── Available records ──
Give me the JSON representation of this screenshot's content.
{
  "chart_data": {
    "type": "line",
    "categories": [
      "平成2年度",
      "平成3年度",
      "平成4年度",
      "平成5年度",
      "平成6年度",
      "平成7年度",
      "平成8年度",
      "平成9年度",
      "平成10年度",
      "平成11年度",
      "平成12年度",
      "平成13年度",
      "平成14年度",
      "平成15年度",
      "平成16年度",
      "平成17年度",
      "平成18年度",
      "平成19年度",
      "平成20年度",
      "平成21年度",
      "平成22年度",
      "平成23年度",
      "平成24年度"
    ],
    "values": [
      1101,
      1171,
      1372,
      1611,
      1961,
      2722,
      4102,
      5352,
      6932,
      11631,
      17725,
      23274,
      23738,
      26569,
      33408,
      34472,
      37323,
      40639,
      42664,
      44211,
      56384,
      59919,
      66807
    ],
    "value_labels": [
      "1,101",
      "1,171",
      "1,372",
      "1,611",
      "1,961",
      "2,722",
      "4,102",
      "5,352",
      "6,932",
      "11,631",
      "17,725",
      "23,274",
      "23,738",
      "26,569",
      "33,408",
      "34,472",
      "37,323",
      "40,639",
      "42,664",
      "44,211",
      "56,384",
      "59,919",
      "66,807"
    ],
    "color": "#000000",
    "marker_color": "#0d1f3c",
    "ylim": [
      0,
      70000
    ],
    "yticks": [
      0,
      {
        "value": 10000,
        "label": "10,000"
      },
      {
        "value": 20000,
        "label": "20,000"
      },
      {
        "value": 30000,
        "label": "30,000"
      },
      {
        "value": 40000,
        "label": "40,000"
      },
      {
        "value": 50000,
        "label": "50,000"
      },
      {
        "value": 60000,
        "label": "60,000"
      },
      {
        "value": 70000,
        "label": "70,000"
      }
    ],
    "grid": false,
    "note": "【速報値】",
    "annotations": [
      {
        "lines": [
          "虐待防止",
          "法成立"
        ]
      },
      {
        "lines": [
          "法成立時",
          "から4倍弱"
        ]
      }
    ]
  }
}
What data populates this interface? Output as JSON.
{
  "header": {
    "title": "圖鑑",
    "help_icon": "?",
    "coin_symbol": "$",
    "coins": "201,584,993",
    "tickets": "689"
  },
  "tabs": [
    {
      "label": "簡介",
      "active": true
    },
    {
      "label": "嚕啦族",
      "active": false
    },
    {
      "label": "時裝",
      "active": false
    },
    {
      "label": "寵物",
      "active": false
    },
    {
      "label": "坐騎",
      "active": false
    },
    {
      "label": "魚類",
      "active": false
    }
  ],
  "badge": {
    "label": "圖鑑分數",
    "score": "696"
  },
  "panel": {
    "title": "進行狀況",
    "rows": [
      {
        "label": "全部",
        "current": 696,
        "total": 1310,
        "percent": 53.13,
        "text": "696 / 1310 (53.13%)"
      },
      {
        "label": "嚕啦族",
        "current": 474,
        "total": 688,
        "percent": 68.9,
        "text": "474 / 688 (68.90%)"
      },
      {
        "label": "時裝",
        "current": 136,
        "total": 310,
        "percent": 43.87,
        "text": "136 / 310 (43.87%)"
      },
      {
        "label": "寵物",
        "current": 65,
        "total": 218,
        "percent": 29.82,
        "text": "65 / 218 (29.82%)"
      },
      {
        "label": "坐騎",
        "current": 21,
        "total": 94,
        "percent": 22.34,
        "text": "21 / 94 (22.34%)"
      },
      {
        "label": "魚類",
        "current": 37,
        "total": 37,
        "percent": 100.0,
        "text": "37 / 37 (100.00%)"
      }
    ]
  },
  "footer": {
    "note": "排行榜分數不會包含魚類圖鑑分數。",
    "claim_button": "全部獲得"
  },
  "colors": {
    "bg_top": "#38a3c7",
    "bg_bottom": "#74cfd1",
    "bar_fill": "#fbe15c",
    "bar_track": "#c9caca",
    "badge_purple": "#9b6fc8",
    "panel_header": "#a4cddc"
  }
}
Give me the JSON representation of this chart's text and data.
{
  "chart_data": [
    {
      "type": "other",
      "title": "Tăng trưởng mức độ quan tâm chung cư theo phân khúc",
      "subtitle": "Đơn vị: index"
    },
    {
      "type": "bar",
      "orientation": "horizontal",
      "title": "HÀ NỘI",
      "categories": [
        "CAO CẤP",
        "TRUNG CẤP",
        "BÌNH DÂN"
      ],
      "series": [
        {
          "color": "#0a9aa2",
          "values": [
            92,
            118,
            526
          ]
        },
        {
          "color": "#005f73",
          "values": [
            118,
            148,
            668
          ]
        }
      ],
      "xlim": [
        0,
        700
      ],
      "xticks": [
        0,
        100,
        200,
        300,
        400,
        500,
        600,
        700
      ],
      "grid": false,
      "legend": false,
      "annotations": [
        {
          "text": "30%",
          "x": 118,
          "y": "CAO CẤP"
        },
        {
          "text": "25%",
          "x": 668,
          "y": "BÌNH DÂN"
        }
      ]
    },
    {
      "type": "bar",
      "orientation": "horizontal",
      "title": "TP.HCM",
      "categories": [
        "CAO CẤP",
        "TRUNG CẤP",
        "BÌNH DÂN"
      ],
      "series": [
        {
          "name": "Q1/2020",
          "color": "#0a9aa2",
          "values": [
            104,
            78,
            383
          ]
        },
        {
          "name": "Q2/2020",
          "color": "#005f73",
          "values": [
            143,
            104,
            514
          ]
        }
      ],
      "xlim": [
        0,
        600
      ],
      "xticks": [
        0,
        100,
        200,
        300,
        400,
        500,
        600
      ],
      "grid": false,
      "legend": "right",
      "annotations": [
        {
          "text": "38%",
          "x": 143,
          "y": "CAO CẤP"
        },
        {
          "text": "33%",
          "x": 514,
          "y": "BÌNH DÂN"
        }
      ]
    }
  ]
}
───
## Task details
Return the entries above exactly, each one complete.

## Result below
Give me the JSON representation of this screenshot's content.
{
  "chart_data": {
    "type": "line",
    "categories": [
      "平成2年度",
      "平成3年度",
      "平成4年度",
      "平成5年度",
      "平成6年度",
      "平成7年度",
      "平成8年度",
      "平成9年度",
      "平成10年度",
      "平成11年度",
      "平成12年度",
      "平成13年度",
      "平成14年度",
      "平成15年度",
      "平成16年度",
      "平成17年度",
      "平成18年度",
      "平成19年度",
      "平成20年度",
      "平成21年度",
      "平成22年度",
      "平成23年度",
      "平成24年度"
    ],
    "values": [
      1101,
      1171,
      1372,
      1611,
      1961,
      2722,
      4102,
      5352,
      6932,
      11631,
      17725,
      23274,
      23738,
      26569,
      33408,
      34472,
      37323,
      40639,
      42664,
      44211,
      56384,
      59919,
      66807
    ],
    "value_labels": [
      "1,101",
      "1,171",
      "1,372",
      "1,611",
      "1,961",
      "2,722",
      "4,102",
      "5,352",
      "6,932",
      "11,631",
      "17,725",
      "23,274",
      "23,738",
      "26,569",
      "33,408",
      "34,472",
      "37,323",
      "40,639",
      "42,664",
      "44,211",
      "56,384",
      "59,919",
      "66,807"
    ],
    "color": "#000000",
    "marker_color": "#0d1f3c",
    "ylim": [
      0,
      70000
    ],
    "yticks": [
      0,
      {
        "value": 10000,
        "label": "10,000"
      },
      {
        "value": 20000,
        "label": "20,000"
      },
      {
        "value": 30000,
        "label": "30,000"
      },
      {
        "value": 40000,
        "label": "40,000"
      },
      {
        "value": 50000,
        "label": "50,000"
      },
      {
        "value": 60000,
        "label": "60,000"
      },
      {
        "value": 70000,
        "label": "70,000"
      }
    ],
    "grid": false,
    "note": "【速報値】",
    "annotations": [
      {
        "lines": [
          "虐待防止",
          "法成立"
        ]
      },
      {
        "lines": [
          "法成立時",
          "から4倍弱"
        ]
      }
    ]
  }
}
What data populates this interface? Output as JSON.
{
  "header": {
    "title": "圖鑑",
    "help_icon": "?",
    "coin_symbol": "$",
    "coins": "201,584,993",
    "tickets": "689"
  },
  "tabs": [
    {
      "label": "簡介",
      "active": true
    },
    {
      "label": "嚕啦族",
      "active": false
    },
    {
      "label": "時裝",
      "active": false
    },
    {
      "label": "寵物",
      "active": false
    },
    {
      "label": "坐騎",
      "active": false
    },
    {
      "label": "魚類",
      "active": false
    }
  ],
  "badge": {
    "label": "圖鑑分數",
    "score": "696"
  },
  "panel": {
    "title": "進行狀況",
    "rows": [
      {
        "label": "全部",
        "current": 696,
        "total": 1310,
        "percent": 53.13,
        "text": "696 / 1310 (53.13%)"
      },
      {
        "label": "嚕啦族",
        "current": 474,
        "total": 688,
        "percent": 68.9,
        "text": "474 / 688 (68.90%)"
      },
      {
        "label": "時裝",
        "current": 136,
        "total": 310,
        "percent": 43.87,
        "text": "136 / 310 (43.87%)"
      },
      {
        "label": "寵物",
        "current": 65,
        "total": 218,
        "percent": 29.82,
        "text": "65 / 218 (29.82%)"
      },
      {
        "label": "坐騎",
        "current": 21,
        "total": 94,
        "percent": 22.34,
        "text": "21 / 94 (22.34%)"
      },
      {
        "label": "魚類",
        "current": 37,
        "total": 37,
        "percent": 100.0,
        "text": "37 / 37 (100.00%)"
      }
    ]
  },
  "footer": {
    "note": "排行榜分數不會包含魚類圖鑑分數。",
    "claim_button": "全部獲得"
  },
  "colors": {
    "bg_top": "#38a3c7",
    "bg_bottom": "#74cfd1",
    "bar_fill": "#fbe15c",
    "bar_track": "#c9caca",
    "badge_purple": "#9b6fc8",
    "panel_header": "#a4cddc"
  }
}
Give me the JSON representation of this chart's text and data.
{
  "chart_data": [
    {
      "type": "other",
      "title": "Tăng trưởng mức độ quan tâm chung cư theo phân khúc",
      "subtitle": "Đơn vị: index"
    },
    {
      "type": "bar",
      "orientation": "horizontal",
      "title": "HÀ NỘI",
      "categories": [
        "CAO CẤP",
        "TRUNG CẤP",
        "BÌNH DÂN"
      ],
      "series": [
        {
          "color": "#0a9aa2",
          "values": [
            92,
            118,
            526
          ]
        },
        {
          "color": "#005f73",
          "values": [
            118,
            148,
            668
          ]
        }
      ],
      "xlim": [
        0,
        700
      ],
      "xticks": [
        0,
        100,
        200,
        300,
        400,
        500,
        600,
        700
      ],
      "grid": false,
      "legend": false,
      "annotations": [
        {
          "text": "30%",
          "x": 118,
          "y": "CAO CẤP"
        },
        {
          "text": "25%",
          "x": 668,
          "y": "BÌNH DÂN"
        }
      ]
    },
    {
      "type": "bar",
      "orientation": "horizontal",
      "title": "TP.HCM",
      "categories": [
        "CAO CẤP",
        "TRUNG CẤP",
        "BÌNH DÂN"
      ],
      "series": [
        {
          "name": "Q1/2020",
          "color": "#0a9aa2",
          "values": [
            104,
            78,
            383
          ]
        },
        {
          "name": "Q2/2020",
          "color": "#005f73",
          "values": [
            143,
            104,
            514
          ]
        }
      ],
      "xlim": [
        0,
        600
      ],
      "xticks": [
        0,
        100,
        200,
        300,
        400,
        500,
        600
      ],
      "grid": false,
      "legend": "right",
      "annotations": [
        {
          "text": "38%",
          "x": 143,
          "y": "CAO CẤP"
        },
        {
          "text": "33%",
          "x": 514,
          "y": "BÌNH DÂN"
        }
      ]
    }
  ]
}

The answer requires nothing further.